» What needs to be done
Filter the listing below, copying every line in which the word "vplyvom" appears.

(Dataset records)

==========

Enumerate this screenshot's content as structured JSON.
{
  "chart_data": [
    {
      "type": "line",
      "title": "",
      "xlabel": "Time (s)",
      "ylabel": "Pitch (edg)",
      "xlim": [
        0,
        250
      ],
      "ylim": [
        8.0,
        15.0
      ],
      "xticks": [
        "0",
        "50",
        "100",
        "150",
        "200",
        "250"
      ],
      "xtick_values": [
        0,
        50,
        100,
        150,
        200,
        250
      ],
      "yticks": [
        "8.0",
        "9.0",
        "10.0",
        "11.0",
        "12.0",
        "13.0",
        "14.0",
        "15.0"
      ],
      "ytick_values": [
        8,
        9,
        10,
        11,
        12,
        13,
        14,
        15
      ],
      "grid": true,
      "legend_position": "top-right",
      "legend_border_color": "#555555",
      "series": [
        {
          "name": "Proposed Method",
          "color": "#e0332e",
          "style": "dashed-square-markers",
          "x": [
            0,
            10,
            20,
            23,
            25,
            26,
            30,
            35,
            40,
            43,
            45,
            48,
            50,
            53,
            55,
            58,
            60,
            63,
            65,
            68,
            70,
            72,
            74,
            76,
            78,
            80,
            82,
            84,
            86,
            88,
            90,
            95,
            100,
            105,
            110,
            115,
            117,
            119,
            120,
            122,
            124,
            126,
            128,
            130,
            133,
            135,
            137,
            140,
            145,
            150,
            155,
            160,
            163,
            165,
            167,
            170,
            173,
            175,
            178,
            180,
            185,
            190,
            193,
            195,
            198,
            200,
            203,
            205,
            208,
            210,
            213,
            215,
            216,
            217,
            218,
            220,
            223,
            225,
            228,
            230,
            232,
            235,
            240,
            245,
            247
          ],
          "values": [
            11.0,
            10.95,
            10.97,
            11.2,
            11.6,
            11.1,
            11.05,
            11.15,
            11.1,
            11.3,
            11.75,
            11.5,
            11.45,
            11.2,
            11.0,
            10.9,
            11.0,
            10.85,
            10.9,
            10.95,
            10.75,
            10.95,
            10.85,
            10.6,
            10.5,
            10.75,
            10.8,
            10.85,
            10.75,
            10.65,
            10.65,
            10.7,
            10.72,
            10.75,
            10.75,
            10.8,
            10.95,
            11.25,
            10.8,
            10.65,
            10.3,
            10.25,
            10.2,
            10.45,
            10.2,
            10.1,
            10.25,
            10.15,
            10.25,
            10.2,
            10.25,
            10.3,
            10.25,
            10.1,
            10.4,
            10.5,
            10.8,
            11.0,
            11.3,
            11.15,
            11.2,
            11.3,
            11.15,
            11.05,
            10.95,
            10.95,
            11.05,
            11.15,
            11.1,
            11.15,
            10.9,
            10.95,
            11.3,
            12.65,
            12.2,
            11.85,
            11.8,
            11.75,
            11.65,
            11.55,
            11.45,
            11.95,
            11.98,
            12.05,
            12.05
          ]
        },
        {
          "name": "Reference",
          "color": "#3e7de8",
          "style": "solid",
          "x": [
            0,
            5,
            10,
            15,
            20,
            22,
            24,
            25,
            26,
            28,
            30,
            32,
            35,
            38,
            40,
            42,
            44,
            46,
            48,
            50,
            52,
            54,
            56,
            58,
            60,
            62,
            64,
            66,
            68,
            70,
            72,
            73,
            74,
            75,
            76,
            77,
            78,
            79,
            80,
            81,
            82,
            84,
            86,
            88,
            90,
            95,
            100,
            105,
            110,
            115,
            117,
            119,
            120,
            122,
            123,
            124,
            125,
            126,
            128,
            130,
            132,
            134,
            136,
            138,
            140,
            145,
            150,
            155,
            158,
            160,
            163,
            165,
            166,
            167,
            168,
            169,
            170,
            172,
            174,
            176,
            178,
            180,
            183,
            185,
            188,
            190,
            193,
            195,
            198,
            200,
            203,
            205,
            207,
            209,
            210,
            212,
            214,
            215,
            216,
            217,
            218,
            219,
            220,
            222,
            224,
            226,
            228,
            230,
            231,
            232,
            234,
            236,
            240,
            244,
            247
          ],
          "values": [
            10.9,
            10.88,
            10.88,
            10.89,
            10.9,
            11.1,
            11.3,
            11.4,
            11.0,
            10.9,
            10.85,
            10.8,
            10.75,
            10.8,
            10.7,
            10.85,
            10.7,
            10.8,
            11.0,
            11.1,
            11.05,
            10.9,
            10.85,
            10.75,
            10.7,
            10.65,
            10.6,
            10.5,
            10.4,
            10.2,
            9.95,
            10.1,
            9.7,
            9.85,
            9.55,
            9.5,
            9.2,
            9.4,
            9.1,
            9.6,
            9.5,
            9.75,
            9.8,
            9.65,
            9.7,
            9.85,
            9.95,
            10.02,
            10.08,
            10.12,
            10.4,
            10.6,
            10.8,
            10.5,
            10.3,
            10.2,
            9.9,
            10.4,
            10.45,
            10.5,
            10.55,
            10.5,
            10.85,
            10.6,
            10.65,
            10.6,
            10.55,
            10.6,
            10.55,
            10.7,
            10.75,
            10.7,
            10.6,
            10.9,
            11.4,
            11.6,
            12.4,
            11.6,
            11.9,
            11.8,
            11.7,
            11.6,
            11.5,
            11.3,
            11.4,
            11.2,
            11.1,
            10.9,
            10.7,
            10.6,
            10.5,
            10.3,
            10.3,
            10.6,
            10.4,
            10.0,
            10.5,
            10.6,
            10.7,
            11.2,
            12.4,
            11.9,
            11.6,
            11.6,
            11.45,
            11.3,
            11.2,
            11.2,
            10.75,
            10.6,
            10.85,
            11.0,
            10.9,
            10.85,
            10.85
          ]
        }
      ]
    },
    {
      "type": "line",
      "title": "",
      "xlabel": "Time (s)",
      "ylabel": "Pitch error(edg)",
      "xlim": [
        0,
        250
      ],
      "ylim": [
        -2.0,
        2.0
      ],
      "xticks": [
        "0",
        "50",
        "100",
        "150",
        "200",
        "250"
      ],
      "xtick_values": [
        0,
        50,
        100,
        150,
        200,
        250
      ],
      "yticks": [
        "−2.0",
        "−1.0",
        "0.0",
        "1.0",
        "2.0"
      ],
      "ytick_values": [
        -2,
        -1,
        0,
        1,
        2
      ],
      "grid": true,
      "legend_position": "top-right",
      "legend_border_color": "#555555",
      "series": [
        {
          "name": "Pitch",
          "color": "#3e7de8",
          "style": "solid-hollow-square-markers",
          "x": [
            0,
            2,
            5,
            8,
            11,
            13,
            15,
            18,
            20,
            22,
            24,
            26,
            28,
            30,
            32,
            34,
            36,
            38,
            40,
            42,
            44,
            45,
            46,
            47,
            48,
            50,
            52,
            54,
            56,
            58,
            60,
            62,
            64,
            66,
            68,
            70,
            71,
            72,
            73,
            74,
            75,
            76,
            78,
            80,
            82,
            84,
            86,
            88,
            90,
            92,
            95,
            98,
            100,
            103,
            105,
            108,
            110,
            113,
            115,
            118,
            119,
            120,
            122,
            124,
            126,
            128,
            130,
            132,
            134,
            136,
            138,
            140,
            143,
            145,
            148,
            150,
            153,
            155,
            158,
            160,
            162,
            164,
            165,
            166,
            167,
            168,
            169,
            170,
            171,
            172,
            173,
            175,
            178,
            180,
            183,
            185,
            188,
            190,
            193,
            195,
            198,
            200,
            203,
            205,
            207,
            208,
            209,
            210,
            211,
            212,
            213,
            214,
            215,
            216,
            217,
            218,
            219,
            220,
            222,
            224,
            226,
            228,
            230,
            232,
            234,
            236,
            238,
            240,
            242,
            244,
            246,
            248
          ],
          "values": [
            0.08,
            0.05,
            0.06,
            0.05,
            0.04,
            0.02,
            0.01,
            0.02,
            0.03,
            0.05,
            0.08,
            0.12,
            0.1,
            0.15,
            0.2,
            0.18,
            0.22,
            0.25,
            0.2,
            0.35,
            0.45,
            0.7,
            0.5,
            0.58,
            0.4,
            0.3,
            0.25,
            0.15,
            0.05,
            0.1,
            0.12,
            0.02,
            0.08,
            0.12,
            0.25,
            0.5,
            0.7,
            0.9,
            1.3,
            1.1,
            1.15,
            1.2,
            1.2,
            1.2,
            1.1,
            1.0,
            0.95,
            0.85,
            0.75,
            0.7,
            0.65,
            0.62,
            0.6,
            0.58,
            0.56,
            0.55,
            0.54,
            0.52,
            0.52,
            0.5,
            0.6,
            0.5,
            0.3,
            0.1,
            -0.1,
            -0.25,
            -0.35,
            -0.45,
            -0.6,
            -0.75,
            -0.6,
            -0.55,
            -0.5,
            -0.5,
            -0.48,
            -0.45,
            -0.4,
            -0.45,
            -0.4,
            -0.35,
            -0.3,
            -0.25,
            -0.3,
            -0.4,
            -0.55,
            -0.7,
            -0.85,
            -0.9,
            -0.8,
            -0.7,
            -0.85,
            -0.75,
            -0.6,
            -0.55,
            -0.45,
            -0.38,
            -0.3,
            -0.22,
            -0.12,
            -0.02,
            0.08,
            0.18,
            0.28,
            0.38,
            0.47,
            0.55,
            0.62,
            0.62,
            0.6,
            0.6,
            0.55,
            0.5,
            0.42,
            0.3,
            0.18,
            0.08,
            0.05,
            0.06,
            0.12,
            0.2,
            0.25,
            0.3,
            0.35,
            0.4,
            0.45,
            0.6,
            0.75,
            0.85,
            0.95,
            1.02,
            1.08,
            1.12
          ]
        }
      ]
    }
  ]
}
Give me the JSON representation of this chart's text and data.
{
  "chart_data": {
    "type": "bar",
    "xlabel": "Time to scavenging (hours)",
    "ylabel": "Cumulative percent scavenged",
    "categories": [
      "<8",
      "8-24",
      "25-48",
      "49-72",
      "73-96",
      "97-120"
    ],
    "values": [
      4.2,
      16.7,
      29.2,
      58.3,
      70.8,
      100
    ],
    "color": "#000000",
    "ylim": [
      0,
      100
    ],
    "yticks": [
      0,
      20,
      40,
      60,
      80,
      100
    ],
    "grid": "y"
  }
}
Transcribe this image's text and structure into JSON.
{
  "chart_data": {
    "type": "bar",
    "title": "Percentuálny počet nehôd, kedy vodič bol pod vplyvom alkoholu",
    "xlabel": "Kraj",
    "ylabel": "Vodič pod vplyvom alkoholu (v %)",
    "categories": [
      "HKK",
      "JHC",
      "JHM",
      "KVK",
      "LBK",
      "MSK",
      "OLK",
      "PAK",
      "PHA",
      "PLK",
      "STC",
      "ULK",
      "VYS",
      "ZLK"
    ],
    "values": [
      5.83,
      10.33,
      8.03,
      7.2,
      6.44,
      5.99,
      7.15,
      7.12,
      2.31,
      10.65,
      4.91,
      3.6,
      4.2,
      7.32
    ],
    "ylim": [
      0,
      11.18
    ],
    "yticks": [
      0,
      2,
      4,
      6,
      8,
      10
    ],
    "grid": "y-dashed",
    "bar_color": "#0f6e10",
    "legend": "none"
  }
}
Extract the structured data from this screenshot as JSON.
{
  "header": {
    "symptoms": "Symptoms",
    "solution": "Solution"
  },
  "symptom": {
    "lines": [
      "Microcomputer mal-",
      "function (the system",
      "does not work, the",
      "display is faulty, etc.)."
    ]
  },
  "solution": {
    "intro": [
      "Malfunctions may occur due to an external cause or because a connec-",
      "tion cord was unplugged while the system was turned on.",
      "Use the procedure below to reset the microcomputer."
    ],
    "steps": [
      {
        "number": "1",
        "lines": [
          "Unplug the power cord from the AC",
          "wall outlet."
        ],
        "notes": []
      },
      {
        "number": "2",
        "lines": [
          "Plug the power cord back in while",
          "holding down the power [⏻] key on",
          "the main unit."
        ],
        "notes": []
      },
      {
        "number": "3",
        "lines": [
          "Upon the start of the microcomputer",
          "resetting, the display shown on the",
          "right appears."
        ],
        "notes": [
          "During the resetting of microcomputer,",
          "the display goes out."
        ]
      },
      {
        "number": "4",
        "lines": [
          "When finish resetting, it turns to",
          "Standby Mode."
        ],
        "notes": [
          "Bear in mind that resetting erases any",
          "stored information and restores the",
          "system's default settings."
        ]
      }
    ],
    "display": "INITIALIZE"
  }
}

==========

» Output for this task
    "title": "Percentuálny počet nehôd, kedy vodič bol pod vplyvom alkoholu",
    "ylabel": "Vodič pod vplyvom alkoholu (v %)",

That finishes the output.